GIVEN REQUEST>
What is the number of lines in the entries below that include the word "Direction"? Provide the number only.

MATERIAL PROVIDED>
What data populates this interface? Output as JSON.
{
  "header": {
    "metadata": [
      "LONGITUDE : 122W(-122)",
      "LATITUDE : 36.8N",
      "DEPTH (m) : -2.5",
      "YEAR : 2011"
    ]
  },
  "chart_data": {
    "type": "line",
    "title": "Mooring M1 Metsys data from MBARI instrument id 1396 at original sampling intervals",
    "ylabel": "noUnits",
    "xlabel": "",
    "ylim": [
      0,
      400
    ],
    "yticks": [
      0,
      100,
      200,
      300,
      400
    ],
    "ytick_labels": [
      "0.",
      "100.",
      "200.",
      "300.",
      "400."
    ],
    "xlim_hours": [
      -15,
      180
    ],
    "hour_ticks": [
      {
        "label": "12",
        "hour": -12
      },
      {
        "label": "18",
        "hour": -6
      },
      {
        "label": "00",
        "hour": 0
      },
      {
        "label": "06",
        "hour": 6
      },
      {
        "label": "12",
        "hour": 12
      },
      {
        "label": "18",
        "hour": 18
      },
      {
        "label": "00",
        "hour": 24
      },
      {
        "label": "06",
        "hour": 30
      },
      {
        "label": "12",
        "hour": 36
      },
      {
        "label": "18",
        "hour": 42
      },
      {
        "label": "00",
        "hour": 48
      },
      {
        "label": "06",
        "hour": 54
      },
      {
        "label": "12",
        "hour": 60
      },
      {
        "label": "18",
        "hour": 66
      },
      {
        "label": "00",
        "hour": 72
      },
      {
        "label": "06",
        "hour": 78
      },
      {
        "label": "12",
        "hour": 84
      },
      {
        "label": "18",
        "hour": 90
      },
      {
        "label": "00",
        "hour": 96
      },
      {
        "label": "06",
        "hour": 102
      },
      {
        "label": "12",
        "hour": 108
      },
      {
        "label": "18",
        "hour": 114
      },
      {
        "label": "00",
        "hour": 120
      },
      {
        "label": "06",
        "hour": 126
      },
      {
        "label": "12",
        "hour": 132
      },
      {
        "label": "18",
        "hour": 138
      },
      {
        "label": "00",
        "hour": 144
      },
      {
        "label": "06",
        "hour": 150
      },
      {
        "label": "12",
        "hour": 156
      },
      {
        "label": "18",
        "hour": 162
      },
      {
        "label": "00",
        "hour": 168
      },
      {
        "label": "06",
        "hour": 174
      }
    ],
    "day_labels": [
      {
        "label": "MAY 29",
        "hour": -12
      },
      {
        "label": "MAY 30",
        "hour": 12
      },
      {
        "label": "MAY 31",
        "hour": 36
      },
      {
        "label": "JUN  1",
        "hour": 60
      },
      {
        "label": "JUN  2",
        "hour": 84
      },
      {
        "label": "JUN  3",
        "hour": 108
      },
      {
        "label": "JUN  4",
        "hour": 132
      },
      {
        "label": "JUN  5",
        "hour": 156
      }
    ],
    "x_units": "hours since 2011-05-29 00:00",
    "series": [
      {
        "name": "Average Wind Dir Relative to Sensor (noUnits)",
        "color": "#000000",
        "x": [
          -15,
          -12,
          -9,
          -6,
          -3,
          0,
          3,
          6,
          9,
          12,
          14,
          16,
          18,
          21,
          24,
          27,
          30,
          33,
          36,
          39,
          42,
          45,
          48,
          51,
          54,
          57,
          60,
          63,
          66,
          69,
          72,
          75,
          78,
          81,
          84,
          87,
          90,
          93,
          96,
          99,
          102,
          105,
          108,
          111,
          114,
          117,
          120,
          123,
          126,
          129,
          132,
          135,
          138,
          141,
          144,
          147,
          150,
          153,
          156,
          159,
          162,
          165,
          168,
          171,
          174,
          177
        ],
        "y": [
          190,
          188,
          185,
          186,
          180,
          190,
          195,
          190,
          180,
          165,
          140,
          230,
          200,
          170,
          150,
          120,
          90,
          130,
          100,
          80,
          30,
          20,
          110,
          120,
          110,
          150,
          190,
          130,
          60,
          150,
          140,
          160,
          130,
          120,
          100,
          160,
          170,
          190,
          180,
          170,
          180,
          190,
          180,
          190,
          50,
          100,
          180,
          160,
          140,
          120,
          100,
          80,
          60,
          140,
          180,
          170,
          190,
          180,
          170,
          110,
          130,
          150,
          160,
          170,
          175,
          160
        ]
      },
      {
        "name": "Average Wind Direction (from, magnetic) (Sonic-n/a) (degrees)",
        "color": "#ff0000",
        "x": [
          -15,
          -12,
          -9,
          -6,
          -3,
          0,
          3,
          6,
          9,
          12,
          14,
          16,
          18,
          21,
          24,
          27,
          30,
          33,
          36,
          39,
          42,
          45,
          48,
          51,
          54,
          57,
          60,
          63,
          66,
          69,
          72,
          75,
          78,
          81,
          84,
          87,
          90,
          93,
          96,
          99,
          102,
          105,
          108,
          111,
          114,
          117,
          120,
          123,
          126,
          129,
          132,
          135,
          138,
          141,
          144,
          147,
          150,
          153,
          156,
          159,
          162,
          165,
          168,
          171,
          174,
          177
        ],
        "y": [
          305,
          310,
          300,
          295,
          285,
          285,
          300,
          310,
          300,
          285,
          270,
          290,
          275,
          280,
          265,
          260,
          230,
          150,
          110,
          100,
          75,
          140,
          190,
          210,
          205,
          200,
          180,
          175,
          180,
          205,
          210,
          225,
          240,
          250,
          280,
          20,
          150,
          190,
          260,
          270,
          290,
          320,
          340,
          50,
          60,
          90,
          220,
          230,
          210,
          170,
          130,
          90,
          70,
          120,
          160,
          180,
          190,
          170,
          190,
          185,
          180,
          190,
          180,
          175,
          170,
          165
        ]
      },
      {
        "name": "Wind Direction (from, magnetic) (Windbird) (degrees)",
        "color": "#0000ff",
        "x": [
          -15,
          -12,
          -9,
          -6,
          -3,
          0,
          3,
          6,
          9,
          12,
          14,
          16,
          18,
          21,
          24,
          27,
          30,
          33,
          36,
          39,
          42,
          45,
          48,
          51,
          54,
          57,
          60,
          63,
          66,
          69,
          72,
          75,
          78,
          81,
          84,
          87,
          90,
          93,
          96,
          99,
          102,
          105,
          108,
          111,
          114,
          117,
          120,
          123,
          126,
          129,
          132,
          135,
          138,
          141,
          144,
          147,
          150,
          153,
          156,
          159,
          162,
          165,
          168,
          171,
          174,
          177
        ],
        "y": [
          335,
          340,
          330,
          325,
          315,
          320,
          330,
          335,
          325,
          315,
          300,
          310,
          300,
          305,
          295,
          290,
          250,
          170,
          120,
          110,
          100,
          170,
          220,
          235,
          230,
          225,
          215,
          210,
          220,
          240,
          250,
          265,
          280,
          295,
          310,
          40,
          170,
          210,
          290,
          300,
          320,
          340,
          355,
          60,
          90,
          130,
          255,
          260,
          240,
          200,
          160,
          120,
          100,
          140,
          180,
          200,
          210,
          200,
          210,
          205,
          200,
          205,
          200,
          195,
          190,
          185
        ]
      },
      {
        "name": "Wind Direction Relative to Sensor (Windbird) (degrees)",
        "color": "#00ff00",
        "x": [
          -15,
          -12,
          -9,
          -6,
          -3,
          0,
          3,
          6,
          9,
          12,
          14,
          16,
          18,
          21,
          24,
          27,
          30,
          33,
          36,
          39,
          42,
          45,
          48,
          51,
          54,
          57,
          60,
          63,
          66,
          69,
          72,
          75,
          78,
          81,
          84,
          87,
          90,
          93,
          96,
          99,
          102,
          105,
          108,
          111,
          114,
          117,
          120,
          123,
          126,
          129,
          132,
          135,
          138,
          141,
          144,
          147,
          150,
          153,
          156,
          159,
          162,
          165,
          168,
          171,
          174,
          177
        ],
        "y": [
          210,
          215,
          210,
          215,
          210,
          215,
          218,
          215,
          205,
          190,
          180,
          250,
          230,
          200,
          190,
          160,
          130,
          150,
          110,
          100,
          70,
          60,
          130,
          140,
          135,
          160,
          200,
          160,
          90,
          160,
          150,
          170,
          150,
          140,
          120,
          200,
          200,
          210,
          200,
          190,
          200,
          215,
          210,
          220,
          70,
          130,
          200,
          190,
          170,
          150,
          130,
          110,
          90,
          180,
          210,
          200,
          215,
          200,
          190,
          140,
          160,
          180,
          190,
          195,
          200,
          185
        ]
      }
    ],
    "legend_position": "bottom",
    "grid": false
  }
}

CORRECT RESULT>
3